------ Record list

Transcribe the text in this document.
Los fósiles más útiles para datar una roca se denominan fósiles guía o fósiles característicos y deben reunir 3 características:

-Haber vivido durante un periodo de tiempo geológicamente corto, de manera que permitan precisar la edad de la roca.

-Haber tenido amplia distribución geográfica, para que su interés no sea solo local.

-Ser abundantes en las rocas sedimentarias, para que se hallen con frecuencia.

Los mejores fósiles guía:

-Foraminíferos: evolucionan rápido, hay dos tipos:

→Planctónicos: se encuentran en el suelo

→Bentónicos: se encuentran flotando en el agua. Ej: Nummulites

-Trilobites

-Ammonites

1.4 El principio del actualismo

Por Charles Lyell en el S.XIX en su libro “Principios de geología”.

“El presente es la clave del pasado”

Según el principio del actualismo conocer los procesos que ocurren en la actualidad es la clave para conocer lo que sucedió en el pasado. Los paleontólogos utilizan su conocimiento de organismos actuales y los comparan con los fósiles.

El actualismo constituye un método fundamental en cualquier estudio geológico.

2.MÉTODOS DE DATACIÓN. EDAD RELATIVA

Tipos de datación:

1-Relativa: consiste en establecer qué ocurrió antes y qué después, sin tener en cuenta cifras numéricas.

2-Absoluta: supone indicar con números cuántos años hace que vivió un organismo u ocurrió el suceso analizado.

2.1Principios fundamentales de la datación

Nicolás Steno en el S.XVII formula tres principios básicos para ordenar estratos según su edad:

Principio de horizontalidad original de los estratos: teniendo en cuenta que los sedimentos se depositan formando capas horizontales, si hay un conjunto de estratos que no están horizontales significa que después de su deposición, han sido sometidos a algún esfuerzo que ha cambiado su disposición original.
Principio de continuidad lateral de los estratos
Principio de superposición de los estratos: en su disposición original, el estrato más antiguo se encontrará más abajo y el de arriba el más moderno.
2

------------
------ Record list

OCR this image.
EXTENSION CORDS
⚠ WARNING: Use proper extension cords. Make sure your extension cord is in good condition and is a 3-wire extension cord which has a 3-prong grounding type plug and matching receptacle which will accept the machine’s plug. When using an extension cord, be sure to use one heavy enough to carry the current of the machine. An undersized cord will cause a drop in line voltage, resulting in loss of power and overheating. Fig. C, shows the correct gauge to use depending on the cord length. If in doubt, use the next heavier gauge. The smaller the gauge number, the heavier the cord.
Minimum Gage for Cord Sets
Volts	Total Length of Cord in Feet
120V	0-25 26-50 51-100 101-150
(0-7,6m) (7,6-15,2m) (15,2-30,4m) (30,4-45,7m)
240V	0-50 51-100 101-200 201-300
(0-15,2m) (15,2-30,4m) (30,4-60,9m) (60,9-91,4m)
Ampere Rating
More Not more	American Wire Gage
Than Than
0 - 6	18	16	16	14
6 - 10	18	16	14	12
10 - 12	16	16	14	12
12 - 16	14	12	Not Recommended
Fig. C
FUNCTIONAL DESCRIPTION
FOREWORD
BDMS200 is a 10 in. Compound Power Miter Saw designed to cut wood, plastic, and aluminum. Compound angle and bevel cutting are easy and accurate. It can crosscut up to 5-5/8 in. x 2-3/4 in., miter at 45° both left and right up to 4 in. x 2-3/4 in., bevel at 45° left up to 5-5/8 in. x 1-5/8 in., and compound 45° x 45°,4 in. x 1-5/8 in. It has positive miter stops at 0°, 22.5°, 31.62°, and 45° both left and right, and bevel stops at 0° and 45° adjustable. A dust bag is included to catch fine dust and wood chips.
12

------------
------ Record list

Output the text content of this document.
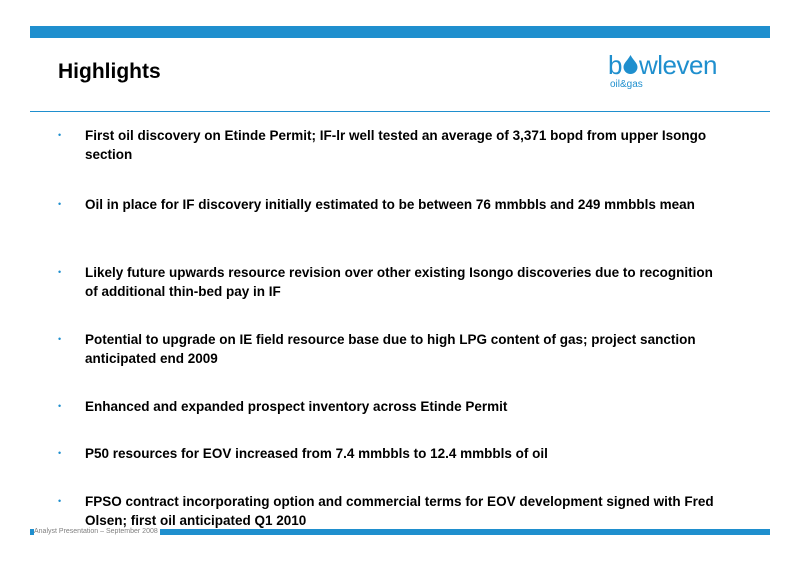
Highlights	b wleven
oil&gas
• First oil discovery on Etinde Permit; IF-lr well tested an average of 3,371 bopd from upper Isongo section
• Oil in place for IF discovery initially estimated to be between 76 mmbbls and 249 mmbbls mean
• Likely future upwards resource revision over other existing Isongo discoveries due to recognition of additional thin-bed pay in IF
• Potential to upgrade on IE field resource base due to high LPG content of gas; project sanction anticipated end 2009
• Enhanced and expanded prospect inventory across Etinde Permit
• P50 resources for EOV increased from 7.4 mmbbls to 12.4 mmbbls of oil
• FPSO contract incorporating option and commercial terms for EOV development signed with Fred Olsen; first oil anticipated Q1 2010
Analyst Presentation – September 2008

------------

_Problem description_
In the listing above, find the lines holding the word "mmbbls" and copy them.

_Answer to the problem_
• Oil in place for IF discovery initially estimated to be between 76 mmbbls and 249 mmbbls mean
• P50 resources for EOV increased from 7.4 mmbbls to 12.4 mmbbls of oil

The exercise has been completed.